** REQUIRED TASK **
Sift the listing for lines that hold the string "this" and pull them out.

** SUPPLIED ENTRIES **
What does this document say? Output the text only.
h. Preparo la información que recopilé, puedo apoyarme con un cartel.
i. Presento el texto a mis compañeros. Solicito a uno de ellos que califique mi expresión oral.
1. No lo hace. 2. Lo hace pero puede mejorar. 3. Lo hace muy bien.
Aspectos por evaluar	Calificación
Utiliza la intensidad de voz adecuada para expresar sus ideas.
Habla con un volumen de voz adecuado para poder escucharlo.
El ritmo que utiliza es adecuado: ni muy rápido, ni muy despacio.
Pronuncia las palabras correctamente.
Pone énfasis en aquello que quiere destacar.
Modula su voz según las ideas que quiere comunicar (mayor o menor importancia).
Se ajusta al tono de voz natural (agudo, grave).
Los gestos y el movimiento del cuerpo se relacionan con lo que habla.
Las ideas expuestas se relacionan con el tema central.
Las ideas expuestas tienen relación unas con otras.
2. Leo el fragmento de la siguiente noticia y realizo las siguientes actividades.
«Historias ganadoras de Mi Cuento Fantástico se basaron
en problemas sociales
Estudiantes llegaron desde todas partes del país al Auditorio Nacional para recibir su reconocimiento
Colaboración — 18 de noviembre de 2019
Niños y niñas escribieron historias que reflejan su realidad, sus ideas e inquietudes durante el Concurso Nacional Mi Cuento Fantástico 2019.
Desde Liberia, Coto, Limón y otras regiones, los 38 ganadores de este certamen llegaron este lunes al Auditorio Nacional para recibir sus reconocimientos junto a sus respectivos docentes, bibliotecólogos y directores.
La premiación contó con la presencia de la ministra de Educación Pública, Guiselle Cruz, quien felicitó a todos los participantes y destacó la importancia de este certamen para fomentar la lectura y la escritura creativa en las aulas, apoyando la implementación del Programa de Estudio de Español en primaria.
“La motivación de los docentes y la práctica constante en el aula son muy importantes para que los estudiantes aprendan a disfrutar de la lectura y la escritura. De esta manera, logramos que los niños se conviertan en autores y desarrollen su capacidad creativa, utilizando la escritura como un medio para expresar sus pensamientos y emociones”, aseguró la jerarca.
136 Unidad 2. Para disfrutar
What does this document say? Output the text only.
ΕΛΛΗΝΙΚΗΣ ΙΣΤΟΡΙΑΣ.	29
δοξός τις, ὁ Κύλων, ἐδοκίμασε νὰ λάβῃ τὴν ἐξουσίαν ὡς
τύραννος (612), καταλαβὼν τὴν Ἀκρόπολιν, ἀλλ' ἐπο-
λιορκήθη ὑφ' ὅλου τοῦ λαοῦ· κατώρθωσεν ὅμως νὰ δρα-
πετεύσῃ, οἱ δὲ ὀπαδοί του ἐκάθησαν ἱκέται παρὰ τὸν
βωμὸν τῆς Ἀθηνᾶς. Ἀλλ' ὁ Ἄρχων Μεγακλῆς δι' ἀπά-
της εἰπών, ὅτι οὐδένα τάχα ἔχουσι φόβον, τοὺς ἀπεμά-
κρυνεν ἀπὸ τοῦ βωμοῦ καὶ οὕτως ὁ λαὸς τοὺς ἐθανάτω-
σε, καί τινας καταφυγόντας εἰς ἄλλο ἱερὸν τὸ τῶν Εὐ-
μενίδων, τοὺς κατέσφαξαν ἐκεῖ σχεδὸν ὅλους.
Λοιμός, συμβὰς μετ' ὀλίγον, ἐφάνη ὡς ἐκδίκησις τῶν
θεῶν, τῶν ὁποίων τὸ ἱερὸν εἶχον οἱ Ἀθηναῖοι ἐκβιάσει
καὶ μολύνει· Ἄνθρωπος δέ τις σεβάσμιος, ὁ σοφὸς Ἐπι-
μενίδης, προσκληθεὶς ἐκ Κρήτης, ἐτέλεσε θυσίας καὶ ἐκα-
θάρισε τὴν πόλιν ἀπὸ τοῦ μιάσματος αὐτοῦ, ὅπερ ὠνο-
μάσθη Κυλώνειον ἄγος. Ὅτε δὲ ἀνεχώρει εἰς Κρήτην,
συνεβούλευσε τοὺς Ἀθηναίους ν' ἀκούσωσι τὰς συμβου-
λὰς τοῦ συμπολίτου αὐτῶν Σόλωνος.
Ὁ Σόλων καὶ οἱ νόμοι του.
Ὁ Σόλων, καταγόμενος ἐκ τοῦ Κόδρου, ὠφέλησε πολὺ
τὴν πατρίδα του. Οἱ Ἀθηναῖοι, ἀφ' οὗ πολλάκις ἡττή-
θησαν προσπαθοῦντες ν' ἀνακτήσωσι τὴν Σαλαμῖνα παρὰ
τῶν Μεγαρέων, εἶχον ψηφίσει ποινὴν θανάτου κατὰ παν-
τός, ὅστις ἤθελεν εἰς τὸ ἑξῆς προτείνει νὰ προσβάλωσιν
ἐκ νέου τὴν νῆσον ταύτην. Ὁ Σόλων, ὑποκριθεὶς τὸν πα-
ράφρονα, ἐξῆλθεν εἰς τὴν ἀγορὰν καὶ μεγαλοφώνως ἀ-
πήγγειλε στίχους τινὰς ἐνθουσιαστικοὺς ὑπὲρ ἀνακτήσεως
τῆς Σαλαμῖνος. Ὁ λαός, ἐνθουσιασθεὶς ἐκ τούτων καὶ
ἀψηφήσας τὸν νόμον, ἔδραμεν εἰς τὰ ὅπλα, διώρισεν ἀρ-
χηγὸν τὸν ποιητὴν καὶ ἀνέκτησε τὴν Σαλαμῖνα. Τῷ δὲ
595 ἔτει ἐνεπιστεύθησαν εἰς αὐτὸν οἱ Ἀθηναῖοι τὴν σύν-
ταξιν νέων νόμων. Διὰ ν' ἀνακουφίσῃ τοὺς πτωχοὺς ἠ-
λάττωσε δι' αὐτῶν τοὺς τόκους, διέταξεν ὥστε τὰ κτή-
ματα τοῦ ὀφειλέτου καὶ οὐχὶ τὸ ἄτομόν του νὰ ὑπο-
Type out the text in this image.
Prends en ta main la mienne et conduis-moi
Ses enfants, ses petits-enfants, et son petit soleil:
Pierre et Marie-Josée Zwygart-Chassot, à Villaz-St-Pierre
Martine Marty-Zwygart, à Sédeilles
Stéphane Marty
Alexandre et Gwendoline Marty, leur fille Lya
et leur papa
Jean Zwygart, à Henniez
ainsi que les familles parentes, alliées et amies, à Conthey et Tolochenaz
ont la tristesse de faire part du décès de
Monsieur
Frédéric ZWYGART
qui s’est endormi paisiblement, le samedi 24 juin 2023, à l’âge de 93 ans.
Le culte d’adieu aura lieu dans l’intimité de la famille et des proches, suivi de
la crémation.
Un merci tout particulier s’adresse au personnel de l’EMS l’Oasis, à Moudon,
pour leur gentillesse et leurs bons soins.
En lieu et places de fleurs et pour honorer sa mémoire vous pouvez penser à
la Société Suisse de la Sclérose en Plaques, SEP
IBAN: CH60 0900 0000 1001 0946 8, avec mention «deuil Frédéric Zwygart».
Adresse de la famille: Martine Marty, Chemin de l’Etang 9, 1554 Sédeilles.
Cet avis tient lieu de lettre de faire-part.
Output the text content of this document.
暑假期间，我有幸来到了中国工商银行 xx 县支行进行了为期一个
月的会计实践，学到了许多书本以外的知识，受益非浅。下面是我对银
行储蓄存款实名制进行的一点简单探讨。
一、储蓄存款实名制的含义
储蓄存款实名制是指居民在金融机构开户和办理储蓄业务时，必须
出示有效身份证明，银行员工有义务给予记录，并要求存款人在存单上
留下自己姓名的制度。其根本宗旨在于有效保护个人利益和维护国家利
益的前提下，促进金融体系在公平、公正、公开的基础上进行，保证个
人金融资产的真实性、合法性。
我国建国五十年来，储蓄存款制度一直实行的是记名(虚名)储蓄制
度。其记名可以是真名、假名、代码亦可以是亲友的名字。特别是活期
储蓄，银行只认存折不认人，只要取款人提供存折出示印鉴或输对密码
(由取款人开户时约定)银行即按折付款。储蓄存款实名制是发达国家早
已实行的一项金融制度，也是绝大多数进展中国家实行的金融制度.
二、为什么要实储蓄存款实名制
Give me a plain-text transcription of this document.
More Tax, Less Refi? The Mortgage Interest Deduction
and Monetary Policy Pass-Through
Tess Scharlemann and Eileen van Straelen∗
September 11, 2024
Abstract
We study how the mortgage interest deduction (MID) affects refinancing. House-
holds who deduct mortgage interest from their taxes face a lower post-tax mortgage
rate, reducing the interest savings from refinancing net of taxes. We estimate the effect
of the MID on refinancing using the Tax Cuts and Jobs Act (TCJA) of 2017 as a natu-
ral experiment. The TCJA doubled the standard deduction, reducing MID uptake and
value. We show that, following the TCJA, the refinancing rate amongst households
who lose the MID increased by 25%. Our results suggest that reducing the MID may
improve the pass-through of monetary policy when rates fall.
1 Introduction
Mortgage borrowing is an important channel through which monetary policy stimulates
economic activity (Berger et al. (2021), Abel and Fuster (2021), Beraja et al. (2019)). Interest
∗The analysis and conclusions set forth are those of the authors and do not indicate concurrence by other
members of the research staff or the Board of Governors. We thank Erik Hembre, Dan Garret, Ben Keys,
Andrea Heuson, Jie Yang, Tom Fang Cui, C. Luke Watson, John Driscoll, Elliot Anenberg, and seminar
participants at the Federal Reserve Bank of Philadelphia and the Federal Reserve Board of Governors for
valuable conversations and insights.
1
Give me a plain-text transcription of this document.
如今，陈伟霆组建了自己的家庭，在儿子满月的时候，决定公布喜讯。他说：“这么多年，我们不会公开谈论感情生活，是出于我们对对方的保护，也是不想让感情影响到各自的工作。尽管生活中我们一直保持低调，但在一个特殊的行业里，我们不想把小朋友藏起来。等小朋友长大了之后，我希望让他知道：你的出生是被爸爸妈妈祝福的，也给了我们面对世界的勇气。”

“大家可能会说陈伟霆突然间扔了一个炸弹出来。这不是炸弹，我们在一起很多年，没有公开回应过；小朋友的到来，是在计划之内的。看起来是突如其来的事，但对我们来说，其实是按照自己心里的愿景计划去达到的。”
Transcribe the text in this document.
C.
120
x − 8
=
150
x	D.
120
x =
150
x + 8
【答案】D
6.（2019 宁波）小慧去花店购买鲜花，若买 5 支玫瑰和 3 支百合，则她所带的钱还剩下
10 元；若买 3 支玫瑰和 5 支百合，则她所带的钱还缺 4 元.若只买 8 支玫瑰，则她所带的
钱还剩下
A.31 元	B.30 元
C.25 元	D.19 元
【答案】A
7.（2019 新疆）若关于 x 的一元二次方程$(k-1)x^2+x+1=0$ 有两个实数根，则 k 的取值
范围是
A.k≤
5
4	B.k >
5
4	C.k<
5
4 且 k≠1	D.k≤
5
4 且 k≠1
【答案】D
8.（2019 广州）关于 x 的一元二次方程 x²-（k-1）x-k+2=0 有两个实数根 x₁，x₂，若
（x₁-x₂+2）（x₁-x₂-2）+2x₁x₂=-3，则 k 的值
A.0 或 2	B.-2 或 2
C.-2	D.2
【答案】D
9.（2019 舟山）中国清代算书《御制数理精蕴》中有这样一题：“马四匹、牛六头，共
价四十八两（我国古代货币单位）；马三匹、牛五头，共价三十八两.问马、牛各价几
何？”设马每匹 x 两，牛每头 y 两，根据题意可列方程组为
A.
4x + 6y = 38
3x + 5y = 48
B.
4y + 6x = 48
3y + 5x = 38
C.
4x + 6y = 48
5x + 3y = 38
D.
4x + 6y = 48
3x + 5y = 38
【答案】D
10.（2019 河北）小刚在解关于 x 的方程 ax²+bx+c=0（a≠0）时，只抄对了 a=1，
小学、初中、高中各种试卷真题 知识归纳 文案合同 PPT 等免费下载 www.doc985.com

** EXERCISE RESPONSE **
What does this document say? Output the text only.
What does this document say? Output the text only.
Type out the text in this image.
Output the text content of this document.
Give me a plain-text transcription of this document.
Give me a plain-text transcription of this document.
Transcribe the text in this document.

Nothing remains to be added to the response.